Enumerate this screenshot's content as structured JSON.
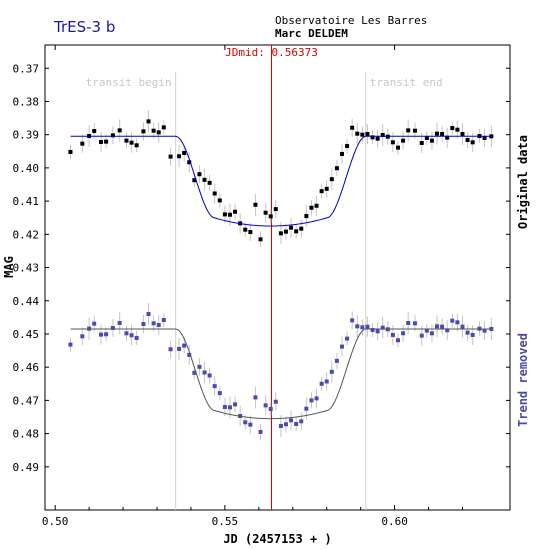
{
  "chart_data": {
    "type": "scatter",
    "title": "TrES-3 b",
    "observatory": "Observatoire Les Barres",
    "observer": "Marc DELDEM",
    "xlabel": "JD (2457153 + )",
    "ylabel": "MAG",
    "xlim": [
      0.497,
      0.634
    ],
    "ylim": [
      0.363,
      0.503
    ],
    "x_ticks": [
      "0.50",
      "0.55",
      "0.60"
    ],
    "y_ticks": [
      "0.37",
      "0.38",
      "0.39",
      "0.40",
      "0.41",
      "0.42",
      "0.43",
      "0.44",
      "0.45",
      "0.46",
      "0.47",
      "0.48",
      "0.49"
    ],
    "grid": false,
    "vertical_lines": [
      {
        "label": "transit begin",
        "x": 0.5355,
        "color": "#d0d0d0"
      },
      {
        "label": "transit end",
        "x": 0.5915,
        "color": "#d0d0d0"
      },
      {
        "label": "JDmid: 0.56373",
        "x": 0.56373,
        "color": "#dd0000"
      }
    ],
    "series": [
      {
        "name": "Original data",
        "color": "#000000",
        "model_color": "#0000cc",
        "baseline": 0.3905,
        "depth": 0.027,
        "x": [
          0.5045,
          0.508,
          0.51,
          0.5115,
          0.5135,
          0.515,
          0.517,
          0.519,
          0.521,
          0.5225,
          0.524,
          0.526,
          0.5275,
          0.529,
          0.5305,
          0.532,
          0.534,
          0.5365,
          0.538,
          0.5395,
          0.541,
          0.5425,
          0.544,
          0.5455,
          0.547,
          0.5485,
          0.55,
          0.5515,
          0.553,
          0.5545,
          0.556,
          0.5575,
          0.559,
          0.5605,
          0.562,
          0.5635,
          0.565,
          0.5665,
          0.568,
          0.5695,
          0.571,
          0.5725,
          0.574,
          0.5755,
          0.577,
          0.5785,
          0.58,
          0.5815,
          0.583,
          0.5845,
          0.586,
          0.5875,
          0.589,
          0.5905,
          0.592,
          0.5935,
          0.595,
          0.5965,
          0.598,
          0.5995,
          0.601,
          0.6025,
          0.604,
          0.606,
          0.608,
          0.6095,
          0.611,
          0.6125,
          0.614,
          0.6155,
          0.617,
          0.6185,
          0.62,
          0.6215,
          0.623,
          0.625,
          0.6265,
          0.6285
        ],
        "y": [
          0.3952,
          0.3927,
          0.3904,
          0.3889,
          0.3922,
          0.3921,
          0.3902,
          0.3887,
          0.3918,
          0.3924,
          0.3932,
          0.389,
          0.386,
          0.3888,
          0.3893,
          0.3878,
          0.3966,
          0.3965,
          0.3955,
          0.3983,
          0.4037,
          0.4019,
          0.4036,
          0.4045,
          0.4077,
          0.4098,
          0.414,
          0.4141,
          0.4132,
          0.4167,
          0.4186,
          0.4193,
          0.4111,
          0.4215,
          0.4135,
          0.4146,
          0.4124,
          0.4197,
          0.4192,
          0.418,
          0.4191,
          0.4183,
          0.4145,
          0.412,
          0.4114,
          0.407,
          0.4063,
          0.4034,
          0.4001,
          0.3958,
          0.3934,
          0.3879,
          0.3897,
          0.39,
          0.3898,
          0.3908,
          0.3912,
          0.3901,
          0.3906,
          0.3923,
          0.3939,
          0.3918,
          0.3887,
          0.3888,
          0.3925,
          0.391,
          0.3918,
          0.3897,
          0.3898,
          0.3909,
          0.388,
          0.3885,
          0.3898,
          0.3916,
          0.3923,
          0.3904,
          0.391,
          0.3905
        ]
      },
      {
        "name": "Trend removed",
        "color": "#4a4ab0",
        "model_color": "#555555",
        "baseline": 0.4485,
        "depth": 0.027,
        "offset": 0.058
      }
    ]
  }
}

════════════════

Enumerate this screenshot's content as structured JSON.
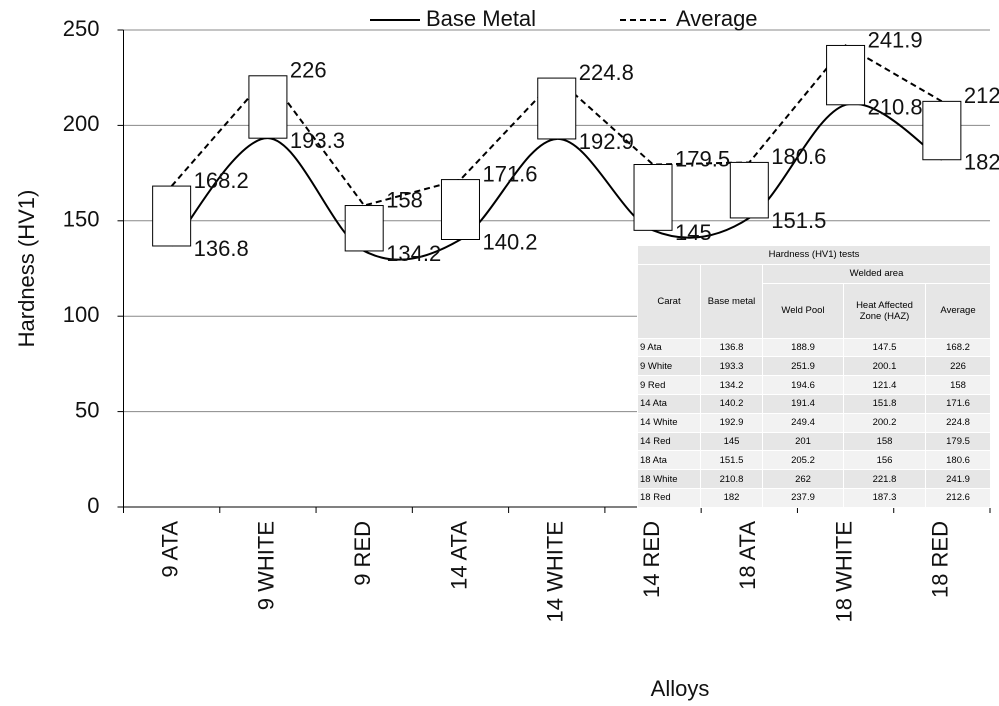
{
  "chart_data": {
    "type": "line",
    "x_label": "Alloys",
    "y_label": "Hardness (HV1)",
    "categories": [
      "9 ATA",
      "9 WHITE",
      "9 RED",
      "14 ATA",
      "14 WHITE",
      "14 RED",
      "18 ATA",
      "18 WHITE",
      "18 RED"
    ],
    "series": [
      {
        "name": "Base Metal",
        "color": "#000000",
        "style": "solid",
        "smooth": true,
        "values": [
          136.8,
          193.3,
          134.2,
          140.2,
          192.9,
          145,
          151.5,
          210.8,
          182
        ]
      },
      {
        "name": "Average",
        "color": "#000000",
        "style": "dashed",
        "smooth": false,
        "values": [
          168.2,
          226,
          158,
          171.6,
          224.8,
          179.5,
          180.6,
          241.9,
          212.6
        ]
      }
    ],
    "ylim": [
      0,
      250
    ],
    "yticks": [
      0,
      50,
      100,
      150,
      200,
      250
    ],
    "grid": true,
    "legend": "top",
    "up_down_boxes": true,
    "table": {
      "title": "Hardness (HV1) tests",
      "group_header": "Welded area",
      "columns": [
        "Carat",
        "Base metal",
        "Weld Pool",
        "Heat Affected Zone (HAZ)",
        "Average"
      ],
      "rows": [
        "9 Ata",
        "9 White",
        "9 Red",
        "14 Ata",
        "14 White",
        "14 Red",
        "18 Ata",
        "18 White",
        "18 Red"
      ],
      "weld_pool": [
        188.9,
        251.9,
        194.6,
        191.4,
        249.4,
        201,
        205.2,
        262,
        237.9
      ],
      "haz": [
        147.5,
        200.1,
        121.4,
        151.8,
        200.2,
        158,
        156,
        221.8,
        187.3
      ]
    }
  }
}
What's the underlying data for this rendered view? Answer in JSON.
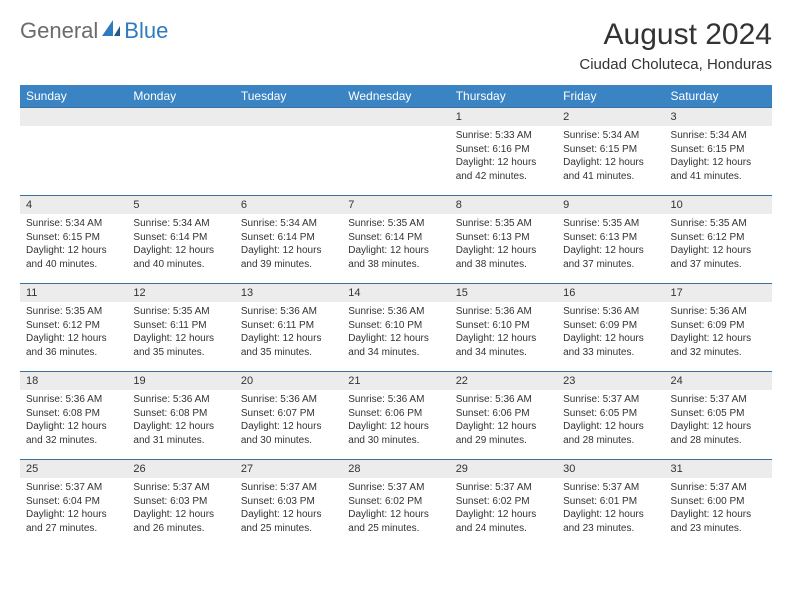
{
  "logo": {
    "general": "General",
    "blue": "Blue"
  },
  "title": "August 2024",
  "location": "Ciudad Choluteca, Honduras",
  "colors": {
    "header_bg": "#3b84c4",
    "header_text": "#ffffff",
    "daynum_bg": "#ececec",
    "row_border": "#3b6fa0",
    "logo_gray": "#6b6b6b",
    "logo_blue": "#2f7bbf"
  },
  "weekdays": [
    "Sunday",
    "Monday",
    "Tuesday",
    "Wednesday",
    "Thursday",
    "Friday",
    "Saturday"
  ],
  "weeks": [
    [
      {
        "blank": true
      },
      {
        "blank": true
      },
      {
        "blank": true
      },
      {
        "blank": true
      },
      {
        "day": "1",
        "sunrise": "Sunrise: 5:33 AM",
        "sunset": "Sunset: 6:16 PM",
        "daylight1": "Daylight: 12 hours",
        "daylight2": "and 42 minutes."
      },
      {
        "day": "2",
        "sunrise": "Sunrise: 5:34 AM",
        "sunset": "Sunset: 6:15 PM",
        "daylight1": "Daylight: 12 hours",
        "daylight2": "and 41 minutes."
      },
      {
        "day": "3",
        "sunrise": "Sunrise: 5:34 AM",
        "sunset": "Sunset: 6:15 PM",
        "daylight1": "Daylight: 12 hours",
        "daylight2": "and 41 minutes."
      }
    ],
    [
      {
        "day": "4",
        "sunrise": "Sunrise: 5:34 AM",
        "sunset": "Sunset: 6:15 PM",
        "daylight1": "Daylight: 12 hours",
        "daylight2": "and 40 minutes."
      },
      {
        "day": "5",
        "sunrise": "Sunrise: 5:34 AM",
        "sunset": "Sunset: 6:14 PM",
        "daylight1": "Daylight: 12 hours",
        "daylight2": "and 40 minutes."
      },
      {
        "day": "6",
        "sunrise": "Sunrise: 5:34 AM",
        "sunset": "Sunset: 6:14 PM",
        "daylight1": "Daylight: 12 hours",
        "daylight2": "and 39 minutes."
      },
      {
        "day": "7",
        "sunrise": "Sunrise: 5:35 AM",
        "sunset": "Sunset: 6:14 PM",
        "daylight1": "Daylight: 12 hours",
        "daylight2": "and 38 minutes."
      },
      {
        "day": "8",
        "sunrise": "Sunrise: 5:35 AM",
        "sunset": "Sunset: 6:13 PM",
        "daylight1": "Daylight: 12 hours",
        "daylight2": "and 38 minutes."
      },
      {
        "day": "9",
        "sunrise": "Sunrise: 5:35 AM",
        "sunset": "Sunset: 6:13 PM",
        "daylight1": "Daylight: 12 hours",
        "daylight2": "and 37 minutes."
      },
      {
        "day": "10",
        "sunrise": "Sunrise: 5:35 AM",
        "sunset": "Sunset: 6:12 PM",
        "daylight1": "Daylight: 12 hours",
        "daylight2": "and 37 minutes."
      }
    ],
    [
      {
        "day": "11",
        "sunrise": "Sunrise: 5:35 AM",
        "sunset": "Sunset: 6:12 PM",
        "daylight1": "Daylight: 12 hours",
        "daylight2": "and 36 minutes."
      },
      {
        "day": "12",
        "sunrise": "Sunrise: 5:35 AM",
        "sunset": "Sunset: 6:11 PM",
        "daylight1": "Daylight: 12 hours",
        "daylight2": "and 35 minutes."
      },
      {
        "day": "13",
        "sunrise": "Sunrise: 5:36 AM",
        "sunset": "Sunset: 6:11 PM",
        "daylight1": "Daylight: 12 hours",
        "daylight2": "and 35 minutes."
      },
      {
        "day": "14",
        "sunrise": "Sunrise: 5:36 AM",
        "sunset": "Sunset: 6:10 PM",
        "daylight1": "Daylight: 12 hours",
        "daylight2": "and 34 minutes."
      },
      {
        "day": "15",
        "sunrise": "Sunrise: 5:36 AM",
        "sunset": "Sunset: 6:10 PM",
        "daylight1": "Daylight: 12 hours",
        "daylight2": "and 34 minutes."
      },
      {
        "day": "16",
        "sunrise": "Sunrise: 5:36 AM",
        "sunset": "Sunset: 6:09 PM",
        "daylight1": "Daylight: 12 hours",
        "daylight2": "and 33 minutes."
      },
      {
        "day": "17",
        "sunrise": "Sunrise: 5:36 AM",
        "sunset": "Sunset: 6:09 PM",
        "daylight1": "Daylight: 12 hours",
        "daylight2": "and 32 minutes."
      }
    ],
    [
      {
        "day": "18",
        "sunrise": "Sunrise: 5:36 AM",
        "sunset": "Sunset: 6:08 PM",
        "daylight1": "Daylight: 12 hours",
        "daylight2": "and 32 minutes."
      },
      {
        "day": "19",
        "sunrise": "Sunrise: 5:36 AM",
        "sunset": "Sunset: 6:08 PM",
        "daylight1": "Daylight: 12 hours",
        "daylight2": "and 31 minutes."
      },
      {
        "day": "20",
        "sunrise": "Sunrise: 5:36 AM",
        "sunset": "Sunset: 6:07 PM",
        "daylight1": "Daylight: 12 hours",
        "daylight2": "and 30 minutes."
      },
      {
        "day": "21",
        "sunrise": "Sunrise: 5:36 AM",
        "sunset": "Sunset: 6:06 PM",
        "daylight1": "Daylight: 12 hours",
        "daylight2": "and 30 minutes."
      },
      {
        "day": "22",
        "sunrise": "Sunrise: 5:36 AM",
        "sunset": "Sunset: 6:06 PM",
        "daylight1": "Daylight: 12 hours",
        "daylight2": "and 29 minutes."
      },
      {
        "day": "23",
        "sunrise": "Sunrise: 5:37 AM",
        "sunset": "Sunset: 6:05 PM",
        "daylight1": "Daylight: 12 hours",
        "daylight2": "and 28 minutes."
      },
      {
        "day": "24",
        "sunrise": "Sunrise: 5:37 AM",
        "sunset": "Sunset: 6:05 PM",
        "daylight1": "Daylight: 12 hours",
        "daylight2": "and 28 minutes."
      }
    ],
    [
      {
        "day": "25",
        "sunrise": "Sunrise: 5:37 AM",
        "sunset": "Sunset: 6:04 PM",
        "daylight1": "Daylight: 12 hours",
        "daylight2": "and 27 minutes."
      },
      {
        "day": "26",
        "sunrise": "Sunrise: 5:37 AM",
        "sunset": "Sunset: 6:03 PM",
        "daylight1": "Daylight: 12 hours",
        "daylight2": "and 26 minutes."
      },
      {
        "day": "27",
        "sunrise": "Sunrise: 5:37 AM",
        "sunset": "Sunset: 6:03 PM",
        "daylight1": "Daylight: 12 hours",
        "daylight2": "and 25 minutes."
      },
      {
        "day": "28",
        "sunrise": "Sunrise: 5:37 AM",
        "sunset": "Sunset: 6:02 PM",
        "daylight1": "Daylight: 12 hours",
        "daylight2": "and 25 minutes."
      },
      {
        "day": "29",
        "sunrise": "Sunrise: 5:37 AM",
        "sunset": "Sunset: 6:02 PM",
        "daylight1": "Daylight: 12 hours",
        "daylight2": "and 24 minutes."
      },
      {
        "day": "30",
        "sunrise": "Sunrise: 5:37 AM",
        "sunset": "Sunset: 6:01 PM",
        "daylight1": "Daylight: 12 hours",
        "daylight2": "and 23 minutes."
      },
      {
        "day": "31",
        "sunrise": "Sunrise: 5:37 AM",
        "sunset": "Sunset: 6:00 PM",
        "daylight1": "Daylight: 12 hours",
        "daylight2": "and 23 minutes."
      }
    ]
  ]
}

════════════════

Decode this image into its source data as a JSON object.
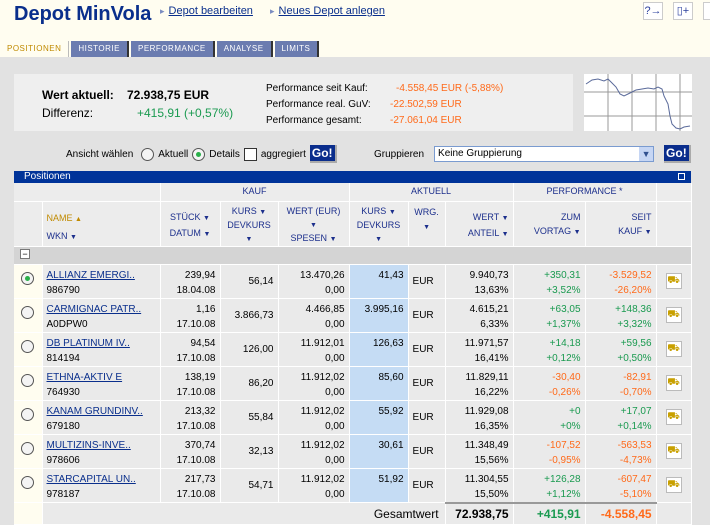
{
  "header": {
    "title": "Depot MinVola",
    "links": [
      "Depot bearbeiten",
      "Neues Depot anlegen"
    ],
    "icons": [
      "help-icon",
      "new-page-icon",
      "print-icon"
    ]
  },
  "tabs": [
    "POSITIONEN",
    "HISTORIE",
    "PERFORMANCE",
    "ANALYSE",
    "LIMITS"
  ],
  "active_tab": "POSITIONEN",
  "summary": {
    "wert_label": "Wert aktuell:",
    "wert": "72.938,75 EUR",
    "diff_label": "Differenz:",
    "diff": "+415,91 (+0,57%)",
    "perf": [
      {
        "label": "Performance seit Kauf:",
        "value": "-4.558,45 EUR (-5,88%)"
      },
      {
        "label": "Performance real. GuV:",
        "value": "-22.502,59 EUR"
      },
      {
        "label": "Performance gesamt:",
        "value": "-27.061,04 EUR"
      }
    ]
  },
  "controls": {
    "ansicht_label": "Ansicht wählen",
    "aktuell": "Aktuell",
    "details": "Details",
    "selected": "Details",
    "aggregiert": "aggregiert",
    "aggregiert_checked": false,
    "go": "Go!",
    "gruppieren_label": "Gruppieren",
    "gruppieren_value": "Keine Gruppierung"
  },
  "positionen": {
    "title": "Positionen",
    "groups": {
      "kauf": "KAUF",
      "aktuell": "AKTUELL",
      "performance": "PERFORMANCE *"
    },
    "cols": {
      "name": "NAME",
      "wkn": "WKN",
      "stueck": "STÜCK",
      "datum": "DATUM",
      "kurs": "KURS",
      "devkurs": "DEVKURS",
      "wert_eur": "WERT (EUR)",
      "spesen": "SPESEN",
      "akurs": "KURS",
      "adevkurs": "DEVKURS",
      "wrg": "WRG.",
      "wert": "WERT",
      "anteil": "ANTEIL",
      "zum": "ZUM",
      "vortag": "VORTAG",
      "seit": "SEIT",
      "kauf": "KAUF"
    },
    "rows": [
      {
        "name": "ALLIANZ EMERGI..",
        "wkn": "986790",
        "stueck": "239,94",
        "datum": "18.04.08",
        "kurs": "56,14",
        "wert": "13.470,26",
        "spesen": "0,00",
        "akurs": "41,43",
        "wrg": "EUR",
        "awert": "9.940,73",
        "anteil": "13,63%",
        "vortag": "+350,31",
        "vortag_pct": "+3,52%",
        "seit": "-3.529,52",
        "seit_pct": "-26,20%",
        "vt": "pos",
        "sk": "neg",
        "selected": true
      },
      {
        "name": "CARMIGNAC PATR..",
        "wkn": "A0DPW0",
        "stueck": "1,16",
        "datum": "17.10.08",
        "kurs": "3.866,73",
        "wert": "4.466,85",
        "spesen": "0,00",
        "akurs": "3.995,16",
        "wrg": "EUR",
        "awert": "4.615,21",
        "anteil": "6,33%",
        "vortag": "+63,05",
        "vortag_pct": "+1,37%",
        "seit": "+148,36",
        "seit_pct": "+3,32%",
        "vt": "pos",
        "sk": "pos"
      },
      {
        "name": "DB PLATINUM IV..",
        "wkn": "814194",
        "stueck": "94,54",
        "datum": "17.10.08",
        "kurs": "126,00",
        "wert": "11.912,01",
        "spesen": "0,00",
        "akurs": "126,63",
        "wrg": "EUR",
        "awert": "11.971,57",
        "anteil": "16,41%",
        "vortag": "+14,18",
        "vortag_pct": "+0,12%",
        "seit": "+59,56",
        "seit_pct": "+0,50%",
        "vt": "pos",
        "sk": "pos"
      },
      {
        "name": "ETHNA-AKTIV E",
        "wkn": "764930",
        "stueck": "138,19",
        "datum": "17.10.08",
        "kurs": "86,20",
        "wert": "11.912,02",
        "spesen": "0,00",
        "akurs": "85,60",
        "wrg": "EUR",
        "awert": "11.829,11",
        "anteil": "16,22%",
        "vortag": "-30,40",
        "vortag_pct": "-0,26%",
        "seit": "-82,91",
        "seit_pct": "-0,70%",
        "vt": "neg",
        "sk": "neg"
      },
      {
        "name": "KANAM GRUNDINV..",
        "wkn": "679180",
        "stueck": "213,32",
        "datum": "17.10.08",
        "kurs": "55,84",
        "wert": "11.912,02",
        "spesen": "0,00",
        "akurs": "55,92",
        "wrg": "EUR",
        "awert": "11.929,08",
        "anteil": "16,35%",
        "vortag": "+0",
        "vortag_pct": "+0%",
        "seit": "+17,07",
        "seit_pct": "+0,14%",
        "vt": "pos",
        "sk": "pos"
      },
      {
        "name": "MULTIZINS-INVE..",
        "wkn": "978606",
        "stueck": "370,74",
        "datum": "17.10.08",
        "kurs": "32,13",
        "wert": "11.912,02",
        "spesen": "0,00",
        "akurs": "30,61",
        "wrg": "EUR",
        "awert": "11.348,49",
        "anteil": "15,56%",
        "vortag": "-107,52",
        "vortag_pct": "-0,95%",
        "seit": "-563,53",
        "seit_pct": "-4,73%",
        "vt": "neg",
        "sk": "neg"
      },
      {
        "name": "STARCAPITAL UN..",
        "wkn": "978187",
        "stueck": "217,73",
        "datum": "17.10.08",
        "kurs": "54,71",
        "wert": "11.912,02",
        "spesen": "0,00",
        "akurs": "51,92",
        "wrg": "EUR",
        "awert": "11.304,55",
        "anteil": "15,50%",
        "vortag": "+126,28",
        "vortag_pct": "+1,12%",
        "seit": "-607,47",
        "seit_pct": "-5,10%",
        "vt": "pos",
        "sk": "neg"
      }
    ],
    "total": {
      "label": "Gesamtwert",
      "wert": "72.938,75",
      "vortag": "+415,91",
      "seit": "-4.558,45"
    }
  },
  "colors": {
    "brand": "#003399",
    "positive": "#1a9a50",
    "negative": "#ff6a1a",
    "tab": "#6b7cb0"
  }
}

════════════════

Exercise description » Give the count of lines in the data above that hold the string "aktuell", with no additional words.

Output of the task » 3